Records that describe figures
========

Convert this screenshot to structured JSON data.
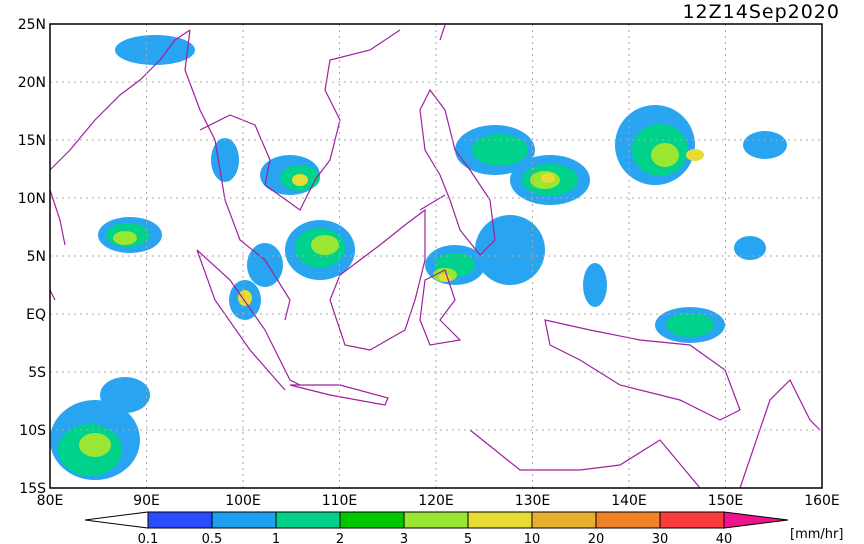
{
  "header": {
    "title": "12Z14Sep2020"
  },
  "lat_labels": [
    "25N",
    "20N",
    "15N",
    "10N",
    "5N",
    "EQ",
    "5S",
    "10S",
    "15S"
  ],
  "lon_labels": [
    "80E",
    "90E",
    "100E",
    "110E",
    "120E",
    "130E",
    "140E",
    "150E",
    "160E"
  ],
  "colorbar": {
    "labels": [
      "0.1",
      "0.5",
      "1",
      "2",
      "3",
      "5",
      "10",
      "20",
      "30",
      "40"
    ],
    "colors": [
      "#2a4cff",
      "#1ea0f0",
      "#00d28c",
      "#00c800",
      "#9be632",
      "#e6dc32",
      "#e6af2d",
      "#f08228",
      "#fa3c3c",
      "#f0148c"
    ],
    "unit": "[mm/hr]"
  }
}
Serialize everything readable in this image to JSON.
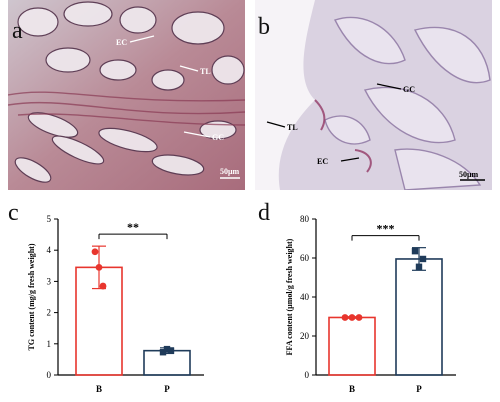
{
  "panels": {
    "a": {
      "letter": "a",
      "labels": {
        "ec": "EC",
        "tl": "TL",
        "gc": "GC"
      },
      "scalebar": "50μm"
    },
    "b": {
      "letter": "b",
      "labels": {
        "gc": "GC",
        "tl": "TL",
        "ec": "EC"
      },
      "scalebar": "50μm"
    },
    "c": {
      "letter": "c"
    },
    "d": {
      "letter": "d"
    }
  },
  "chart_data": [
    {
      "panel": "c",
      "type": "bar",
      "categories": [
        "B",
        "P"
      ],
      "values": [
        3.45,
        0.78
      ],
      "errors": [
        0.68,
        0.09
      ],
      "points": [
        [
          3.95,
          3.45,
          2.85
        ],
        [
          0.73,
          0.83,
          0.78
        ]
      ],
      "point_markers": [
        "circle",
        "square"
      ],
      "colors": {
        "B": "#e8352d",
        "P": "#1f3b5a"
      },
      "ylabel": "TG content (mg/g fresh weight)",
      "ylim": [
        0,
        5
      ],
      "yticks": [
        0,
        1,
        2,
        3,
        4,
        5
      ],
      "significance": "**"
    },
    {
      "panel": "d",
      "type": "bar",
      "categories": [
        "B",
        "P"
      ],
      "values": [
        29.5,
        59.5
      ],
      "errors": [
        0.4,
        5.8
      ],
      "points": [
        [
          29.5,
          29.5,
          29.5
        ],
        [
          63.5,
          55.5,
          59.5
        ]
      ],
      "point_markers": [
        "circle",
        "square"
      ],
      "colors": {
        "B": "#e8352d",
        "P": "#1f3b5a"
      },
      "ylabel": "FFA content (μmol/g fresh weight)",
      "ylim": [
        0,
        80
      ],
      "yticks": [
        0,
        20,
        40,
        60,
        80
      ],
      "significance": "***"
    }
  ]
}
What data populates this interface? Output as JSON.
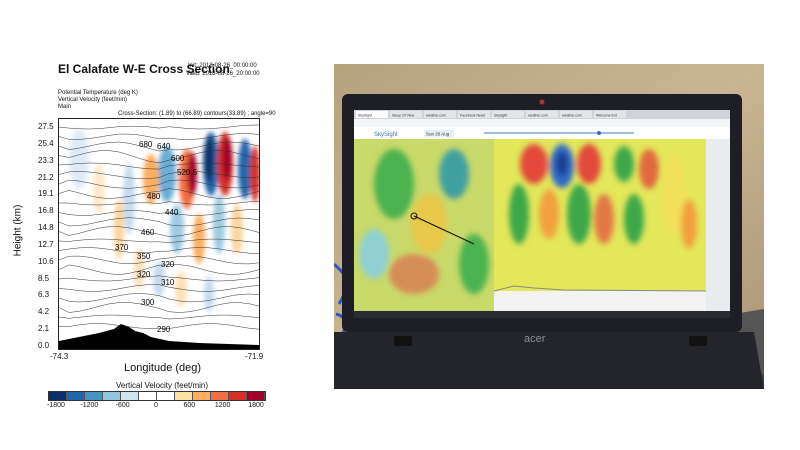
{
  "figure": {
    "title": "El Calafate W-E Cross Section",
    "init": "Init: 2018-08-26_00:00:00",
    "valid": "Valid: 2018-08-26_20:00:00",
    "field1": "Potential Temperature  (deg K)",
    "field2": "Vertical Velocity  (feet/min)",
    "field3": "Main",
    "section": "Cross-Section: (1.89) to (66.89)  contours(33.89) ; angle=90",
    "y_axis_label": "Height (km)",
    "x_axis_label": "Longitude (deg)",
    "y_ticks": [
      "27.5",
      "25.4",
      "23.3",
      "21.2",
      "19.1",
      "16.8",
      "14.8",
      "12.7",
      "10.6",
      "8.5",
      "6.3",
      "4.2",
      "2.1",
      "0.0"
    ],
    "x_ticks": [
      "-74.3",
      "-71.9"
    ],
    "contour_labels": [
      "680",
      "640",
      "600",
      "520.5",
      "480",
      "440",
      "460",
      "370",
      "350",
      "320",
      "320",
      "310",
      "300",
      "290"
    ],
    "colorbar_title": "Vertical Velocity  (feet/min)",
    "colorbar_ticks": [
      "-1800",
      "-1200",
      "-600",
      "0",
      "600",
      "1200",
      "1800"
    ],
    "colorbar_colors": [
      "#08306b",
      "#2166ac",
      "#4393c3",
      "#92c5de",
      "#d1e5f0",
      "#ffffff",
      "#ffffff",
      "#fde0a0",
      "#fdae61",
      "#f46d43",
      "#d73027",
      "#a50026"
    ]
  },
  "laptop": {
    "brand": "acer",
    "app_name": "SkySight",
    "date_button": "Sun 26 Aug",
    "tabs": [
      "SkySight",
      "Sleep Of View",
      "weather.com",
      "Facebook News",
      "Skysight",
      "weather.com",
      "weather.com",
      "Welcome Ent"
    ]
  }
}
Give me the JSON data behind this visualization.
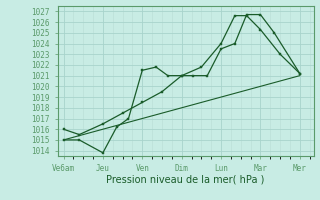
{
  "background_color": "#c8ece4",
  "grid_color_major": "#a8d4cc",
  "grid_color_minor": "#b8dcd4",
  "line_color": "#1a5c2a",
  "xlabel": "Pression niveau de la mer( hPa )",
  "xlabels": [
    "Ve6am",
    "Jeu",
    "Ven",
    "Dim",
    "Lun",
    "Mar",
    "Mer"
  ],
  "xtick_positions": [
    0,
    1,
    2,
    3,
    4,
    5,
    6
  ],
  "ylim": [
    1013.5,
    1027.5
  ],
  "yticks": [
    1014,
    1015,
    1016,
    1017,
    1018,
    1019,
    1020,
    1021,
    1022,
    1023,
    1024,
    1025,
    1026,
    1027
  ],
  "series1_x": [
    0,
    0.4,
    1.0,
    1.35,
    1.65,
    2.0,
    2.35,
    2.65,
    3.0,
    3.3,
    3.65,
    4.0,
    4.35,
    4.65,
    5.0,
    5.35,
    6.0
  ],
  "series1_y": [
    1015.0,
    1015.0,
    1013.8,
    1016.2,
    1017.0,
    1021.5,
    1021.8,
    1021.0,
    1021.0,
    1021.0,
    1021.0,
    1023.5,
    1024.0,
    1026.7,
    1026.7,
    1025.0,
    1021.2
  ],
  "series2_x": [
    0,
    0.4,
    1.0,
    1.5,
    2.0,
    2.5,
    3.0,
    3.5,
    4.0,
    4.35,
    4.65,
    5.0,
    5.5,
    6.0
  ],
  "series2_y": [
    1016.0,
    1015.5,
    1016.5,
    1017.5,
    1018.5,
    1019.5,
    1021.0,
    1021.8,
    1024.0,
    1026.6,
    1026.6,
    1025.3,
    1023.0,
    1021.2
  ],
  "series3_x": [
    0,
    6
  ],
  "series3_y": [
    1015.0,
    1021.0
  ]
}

========

List all lines holding the string "JSON".

Convert this screenshot to structured JSON data.
Serialize everything readable in this image to JSON.
What data populates this interface? Output as JSON.
Give me the JSON data behind this visualization.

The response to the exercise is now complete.